**GIVEN RECORDS:**
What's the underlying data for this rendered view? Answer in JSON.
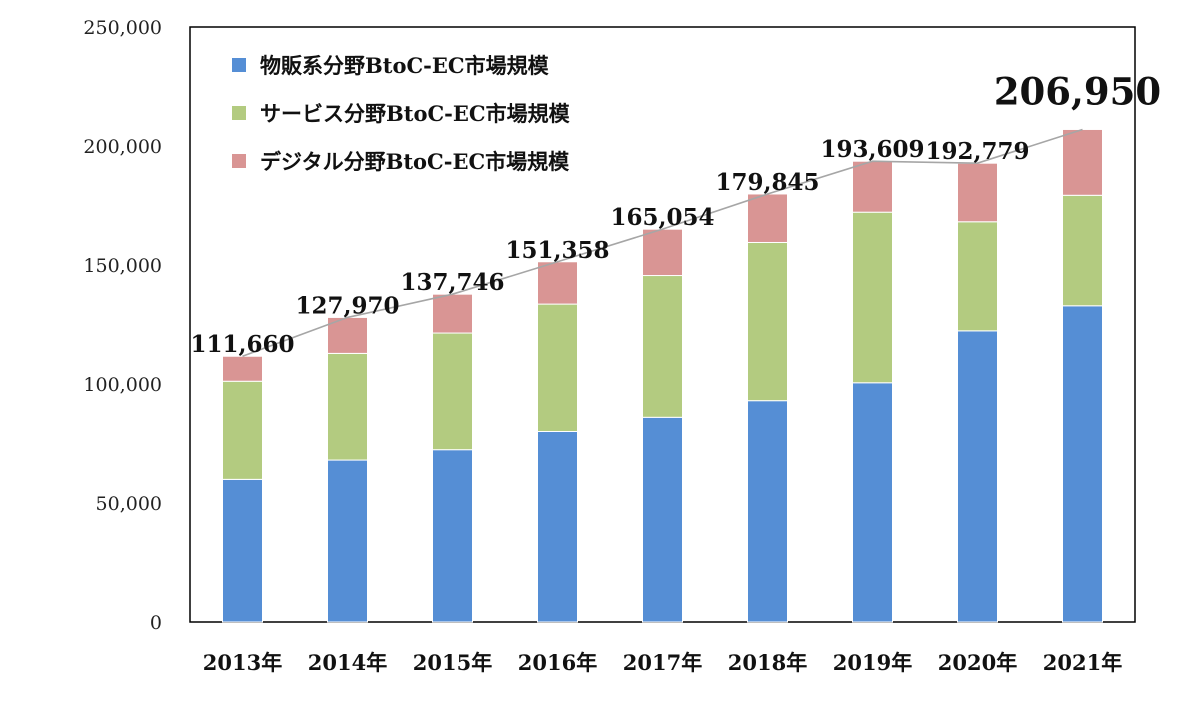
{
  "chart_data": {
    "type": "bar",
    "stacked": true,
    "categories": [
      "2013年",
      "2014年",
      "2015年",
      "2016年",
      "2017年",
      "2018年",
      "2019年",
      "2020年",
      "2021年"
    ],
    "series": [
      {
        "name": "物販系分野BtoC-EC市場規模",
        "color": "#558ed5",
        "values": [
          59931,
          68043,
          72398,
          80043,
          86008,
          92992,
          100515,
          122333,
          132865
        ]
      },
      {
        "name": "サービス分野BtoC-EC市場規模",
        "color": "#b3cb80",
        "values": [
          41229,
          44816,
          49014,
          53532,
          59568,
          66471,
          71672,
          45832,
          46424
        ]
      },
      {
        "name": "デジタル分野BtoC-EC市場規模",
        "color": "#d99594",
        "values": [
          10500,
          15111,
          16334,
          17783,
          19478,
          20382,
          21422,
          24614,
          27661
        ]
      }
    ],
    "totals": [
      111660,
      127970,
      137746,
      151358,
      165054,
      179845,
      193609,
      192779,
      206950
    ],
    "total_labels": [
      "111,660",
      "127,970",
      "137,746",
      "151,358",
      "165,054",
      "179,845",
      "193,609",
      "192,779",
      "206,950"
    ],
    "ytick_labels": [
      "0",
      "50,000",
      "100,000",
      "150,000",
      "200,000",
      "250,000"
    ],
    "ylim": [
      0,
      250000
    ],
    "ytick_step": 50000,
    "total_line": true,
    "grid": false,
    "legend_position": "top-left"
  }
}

**EXERCISE TASK:**
An exact transcription of all the entries is required, without the pictures.

**CORRECT OUTPUT:**
What's the underlying data for this rendered view? Answer in JSON.
{
  "chart_data": {
    "type": "bar",
    "stacked": true,
    "categories": [
      "2013年",
      "2014年",
      "2015年",
      "2016年",
      "2017年",
      "2018年",
      "2019年",
      "2020年",
      "2021年"
    ],
    "series": [
      {
        "name": "物販系分野BtoC-EC市場規模",
        "color": "#558ed5",
        "values": [
          59931,
          68043,
          72398,
          80043,
          86008,
          92992,
          100515,
          122333,
          132865
        ]
      },
      {
        "name": "サービス分野BtoC-EC市場規模",
        "color": "#b3cb80",
        "values": [
          41229,
          44816,
          49014,
          53532,
          59568,
          66471,
          71672,
          45832,
          46424
        ]
      },
      {
        "name": "デジタル分野BtoC-EC市場規模",
        "color": "#d99594",
        "values": [
          10500,
          15111,
          16334,
          17783,
          19478,
          20382,
          21422,
          24614,
          27661
        ]
      }
    ],
    "totals": [
      111660,
      127970,
      137746,
      151358,
      165054,
      179845,
      193609,
      192779,
      206950
    ],
    "total_labels": [
      "111,660",
      "127,970",
      "137,746",
      "151,358",
      "165,054",
      "179,845",
      "193,609",
      "192,779",
      "206,950"
    ],
    "ytick_labels": [
      "0",
      "50,000",
      "100,000",
      "150,000",
      "200,000",
      "250,000"
    ],
    "ylim": [
      0,
      250000
    ],
    "ytick_step": 50000,
    "total_line": true,
    "grid": false,
    "legend_position": "top-left"
  }
}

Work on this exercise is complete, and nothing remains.